▸ **Избранный отрывок**:
____

По прихоти истории рассказа о погибели до нас не дошло, зато нам остался настоящий гимн той старой домонгольской Руси, показывающий как высоко стояло ее патриотическое сознание. «Слово» – это настоящее признание в любви к Русской Земле, наслаждение её красотой и благоустройством. Этот текст нужно учить наизусть в школе.

«О, свѣтло свѣтлая и украсно украшена, земля Руськая! И многыми красотами удивлена еси: озеры многыми удивлена еси, рѣками и кладязьми мѣсточестьными, горами, крутыми холми, высокыми дубравоми, чистыми польми, дивными звѣрьми, различными птицами, бещислеными городы великыми, селы дивными, винограды обителными, домы церковьными и князьми грозными, бояры честными, вельможами многами. Всего еси испольнена земля Руская, о прававѣрьная вѣра хрестияньская!»

____

▸ **Записи**:
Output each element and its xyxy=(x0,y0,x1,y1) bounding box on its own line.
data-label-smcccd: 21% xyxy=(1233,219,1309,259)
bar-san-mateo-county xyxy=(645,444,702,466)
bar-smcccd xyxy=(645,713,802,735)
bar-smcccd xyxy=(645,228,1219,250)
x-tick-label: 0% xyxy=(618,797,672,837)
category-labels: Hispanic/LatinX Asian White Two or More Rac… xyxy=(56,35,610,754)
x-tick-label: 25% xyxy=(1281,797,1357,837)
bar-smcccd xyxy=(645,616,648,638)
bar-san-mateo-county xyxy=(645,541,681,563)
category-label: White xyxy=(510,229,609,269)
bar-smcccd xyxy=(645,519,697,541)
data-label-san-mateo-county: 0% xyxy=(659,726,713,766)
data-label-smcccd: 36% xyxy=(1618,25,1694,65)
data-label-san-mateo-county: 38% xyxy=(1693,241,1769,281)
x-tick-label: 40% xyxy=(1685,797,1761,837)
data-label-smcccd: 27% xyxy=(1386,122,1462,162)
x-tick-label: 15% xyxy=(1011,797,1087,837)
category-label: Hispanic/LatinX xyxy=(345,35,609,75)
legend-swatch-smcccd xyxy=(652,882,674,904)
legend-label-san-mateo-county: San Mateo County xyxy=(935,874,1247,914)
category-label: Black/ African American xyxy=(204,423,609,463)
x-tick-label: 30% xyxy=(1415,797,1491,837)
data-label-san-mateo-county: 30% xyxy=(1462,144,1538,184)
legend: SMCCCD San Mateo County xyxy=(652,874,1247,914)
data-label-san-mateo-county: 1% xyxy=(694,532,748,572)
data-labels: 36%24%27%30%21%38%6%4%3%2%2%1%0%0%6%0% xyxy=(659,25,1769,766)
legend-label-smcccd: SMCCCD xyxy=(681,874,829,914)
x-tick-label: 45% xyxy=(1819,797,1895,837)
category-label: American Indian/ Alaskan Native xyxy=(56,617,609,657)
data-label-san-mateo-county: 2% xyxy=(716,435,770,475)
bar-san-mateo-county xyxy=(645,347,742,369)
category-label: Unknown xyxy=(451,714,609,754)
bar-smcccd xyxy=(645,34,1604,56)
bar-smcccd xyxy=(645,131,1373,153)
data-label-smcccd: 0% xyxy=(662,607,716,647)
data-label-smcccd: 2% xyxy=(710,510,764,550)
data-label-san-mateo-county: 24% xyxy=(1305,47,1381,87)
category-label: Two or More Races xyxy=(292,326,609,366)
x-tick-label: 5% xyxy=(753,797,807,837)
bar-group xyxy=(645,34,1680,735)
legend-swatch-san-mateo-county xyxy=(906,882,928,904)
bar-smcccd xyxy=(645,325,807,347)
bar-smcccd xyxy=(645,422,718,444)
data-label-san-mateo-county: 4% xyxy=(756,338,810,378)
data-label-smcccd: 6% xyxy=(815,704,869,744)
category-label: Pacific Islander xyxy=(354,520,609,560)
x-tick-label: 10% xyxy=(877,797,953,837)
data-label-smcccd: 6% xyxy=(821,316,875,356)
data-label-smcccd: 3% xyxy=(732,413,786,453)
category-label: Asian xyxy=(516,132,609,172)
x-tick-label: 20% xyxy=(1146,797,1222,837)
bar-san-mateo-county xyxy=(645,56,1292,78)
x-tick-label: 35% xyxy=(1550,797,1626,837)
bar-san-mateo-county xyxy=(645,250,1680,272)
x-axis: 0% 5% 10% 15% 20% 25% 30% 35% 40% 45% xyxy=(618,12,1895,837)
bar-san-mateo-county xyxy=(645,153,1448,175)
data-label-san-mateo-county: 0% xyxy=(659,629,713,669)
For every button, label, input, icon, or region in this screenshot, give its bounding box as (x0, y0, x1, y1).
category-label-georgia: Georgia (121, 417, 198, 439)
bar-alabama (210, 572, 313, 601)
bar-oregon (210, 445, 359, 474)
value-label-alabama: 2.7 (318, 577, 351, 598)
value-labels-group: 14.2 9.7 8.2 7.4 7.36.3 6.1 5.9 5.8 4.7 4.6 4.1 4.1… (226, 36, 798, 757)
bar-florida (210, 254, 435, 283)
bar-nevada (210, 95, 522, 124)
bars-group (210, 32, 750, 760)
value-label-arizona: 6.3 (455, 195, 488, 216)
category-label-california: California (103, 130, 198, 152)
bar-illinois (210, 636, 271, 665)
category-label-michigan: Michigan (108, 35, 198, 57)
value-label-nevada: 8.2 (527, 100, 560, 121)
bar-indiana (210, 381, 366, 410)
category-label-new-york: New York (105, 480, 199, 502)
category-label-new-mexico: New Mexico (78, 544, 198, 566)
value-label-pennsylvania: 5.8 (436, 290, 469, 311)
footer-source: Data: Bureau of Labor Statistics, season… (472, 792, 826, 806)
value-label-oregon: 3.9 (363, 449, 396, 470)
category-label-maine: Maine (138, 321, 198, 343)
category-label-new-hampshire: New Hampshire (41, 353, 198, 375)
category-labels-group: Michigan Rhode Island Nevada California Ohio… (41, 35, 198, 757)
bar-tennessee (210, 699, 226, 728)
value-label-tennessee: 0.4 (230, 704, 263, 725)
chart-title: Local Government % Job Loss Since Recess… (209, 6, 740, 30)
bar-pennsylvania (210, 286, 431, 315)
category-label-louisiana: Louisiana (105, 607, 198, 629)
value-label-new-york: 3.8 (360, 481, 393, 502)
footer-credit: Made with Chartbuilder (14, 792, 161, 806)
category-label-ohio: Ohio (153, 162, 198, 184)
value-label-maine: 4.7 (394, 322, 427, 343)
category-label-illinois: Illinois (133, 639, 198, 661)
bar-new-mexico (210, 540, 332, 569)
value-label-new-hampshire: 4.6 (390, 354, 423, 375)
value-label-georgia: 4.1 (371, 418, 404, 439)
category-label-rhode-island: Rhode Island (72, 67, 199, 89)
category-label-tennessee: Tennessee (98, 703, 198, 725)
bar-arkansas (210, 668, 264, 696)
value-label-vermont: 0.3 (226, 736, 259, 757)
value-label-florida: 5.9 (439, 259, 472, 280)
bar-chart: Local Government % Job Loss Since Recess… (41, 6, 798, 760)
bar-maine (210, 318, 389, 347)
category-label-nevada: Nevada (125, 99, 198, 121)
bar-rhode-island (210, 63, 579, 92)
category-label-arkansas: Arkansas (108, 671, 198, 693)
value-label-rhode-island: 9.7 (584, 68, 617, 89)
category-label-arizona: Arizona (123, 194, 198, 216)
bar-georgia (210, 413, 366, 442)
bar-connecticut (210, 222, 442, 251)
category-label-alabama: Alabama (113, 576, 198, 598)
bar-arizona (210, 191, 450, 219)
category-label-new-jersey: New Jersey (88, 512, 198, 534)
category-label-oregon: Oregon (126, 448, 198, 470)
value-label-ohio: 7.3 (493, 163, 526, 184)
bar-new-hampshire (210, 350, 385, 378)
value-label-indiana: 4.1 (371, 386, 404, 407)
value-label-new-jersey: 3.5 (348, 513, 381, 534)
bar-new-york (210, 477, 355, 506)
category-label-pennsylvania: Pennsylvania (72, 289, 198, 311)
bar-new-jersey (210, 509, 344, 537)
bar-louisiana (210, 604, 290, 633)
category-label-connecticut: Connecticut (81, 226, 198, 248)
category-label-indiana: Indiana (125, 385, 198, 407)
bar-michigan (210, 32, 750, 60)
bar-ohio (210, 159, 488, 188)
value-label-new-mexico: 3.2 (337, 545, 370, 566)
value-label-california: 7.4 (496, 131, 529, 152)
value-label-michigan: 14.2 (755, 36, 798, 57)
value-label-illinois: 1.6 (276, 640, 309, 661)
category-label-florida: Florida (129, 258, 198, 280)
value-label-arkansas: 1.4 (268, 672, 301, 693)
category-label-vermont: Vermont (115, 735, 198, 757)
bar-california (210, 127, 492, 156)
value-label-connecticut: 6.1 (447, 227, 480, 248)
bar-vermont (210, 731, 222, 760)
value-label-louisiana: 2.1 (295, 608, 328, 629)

____

Чем названо «Слово» в избранном отрывке? Отвечать следует только на основании избранного отрывка.

▸ **Ответ**: Настоящим признанием в любви к Русской Земле, наслаждением её красотой и благоустройством.